RECORD EXCERPTS:
════
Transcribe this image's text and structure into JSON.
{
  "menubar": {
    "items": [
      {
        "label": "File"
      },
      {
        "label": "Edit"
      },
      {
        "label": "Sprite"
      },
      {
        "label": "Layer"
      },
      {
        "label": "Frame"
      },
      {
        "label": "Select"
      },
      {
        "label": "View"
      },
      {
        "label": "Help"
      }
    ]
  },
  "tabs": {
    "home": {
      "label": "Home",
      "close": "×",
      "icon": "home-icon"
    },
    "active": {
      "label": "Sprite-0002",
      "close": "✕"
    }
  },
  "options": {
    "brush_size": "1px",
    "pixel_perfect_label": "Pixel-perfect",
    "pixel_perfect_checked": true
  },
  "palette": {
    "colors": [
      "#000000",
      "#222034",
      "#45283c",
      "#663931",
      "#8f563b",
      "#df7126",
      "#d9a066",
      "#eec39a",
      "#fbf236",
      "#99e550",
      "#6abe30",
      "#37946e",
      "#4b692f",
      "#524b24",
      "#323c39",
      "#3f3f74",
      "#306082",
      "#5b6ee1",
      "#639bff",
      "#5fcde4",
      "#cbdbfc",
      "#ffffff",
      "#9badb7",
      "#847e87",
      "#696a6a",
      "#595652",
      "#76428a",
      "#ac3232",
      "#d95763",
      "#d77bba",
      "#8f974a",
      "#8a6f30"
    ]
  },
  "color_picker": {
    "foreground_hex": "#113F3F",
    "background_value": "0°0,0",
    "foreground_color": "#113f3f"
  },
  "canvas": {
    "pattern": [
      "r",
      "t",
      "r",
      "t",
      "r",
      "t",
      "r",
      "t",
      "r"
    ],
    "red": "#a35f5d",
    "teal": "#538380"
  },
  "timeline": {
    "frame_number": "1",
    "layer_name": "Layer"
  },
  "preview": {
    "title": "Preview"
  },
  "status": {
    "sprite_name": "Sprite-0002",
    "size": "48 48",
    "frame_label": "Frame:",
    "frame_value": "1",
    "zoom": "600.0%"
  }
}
════
PROBLEM TO SOLVE:
Every record above must be duplicated exactly.

ANSWER FOR THE TASK:
Transcribe this image's text and structure into JSON.
{
  "menubar": {
    "items": [
      {
        "label": "File"
      },
      {
        "label": "Edit"
      },
      {
        "label": "Sprite"
      },
      {
        "label": "Layer"
      },
      {
        "label": "Frame"
      },
      {
        "label": "Select"
      },
      {
        "label": "View"
      },
      {
        "label": "Help"
      }
    ]
  },
  "tabs": {
    "home": {
      "label": "Home",
      "close": "×",
      "icon": "home-icon"
    },
    "active": {
      "label": "Sprite-0002",
      "close": "✕"
    }
  },
  "options": {
    "brush_size": "1px",
    "pixel_perfect_label": "Pixel-perfect",
    "pixel_perfect_checked": true
  },
  "palette": {
    "colors": [
      "#000000",
      "#222034",
      "#45283c",
      "#663931",
      "#8f563b",
      "#df7126",
      "#d9a066",
      "#eec39a",
      "#fbf236",
      "#99e550",
      "#6abe30",
      "#37946e",
      "#4b692f",
      "#524b24",
      "#323c39",
      "#3f3f74",
      "#306082",
      "#5b6ee1",
      "#639bff",
      "#5fcde4",
      "#cbdbfc",
      "#ffffff",
      "#9badb7",
      "#847e87",
      "#696a6a",
      "#595652",
      "#76428a",
      "#ac3232",
      "#d95763",
      "#d77bba",
      "#8f974a",
      "#8a6f30"
    ]
  },
  "color_picker": {
    "foreground_hex": "#113F3F",
    "background_value": "0°0,0",
    "foreground_color": "#113f3f"
  },
  "canvas": {
    "pattern": [
      "r",
      "t",
      "r",
      "t",
      "r",
      "t",
      "r",
      "t",
      "r"
    ],
    "red": "#a35f5d",
    "teal": "#538380"
  },
  "timeline": {
    "frame_number": "1",
    "layer_name": "Layer"
  },
  "preview": {
    "title": "Preview"
  },
  "status": {
    "sprite_name": "Sprite-0002",
    "size": "48 48",
    "frame_label": "Frame:",
    "frame_value": "1",
    "zoom": "600.0%"
  }
}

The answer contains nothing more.